DATA SUPPLIED
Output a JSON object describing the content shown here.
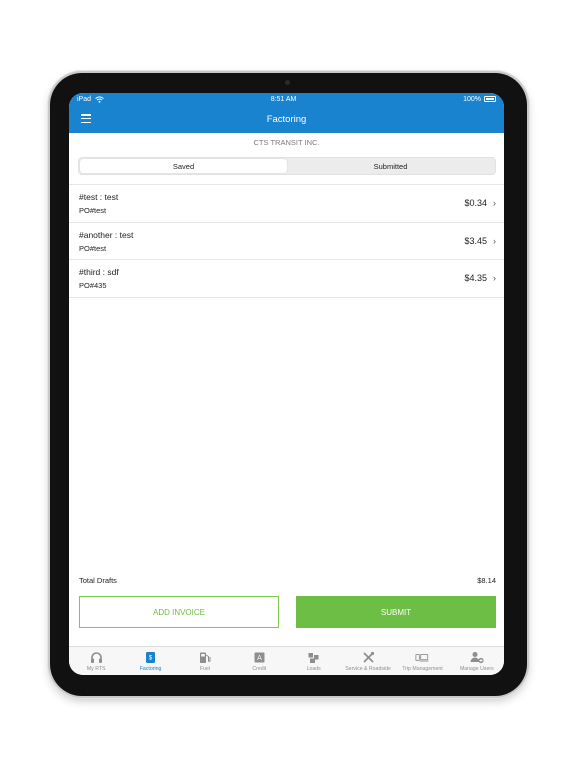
{
  "status_bar": {
    "carrier": "iPad",
    "time": "8:51 AM",
    "battery": "100%"
  },
  "nav": {
    "title": "Factoring"
  },
  "company": "CTS TRANSIT INC.",
  "segments": [
    {
      "label": "Saved",
      "active": true
    },
    {
      "label": "Submitted",
      "active": false
    }
  ],
  "invoices": [
    {
      "title": "#test :  test",
      "po": "PO#test",
      "amount": "$0.34"
    },
    {
      "title": "#another :  test",
      "po": "PO#test",
      "amount": "$3.45"
    },
    {
      "title": "#third :  sdf",
      "po": "PO#435",
      "amount": "$4.35"
    }
  ],
  "totals": {
    "label": "Total Drafts",
    "value": "$8.14"
  },
  "buttons": {
    "add_invoice": "ADD INVOICE",
    "submit": "SUBMIT"
  },
  "tabs": [
    {
      "label": "My RTS",
      "icon": "headset-icon",
      "active": false
    },
    {
      "label": "Factoring",
      "icon": "factoring-icon",
      "active": true
    },
    {
      "label": "Fuel",
      "icon": "fuel-pump-icon",
      "active": false
    },
    {
      "label": "Credit",
      "icon": "credit-icon",
      "active": false
    },
    {
      "label": "Loads",
      "icon": "loads-icon",
      "active": false
    },
    {
      "label": "Service & Roadside",
      "icon": "tools-icon",
      "active": false
    },
    {
      "label": "Trip Management",
      "icon": "trip-icon",
      "active": false
    },
    {
      "label": "Manage Users",
      "icon": "add-user-icon",
      "active": false
    }
  ],
  "colors": {
    "primary": "#1a83cf",
    "accent_green": "#6cbf44",
    "tab_inactive": "#8e8e8e"
  }
}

WORK INSTRUCTIONS
Leave out the pictures and restate everything else word for word.

FINAL RESULT
Output a JSON object describing the content shown here.
{
  "status_bar": {
    "carrier": "iPad",
    "time": "8:51 AM",
    "battery": "100%"
  },
  "nav": {
    "title": "Factoring"
  },
  "company": "CTS TRANSIT INC.",
  "segments": [
    {
      "label": "Saved",
      "active": true
    },
    {
      "label": "Submitted",
      "active": false
    }
  ],
  "invoices": [
    {
      "title": "#test :  test",
      "po": "PO#test",
      "amount": "$0.34"
    },
    {
      "title": "#another :  test",
      "po": "PO#test",
      "amount": "$3.45"
    },
    {
      "title": "#third :  sdf",
      "po": "PO#435",
      "amount": "$4.35"
    }
  ],
  "totals": {
    "label": "Total Drafts",
    "value": "$8.14"
  },
  "buttons": {
    "add_invoice": "ADD INVOICE",
    "submit": "SUBMIT"
  },
  "tabs": [
    {
      "label": "My RTS",
      "icon": "headset-icon",
      "active": false
    },
    {
      "label": "Factoring",
      "icon": "factoring-icon",
      "active": true
    },
    {
      "label": "Fuel",
      "icon": "fuel-pump-icon",
      "active": false
    },
    {
      "label": "Credit",
      "icon": "credit-icon",
      "active": false
    },
    {
      "label": "Loads",
      "icon": "loads-icon",
      "active": false
    },
    {
      "label": "Service & Roadside",
      "icon": "tools-icon",
      "active": false
    },
    {
      "label": "Trip Management",
      "icon": "trip-icon",
      "active": false
    },
    {
      "label": "Manage Users",
      "icon": "add-user-icon",
      "active": false
    }
  ],
  "colors": {
    "primary": "#1a83cf",
    "accent_green": "#6cbf44",
    "tab_inactive": "#8e8e8e"
  }
}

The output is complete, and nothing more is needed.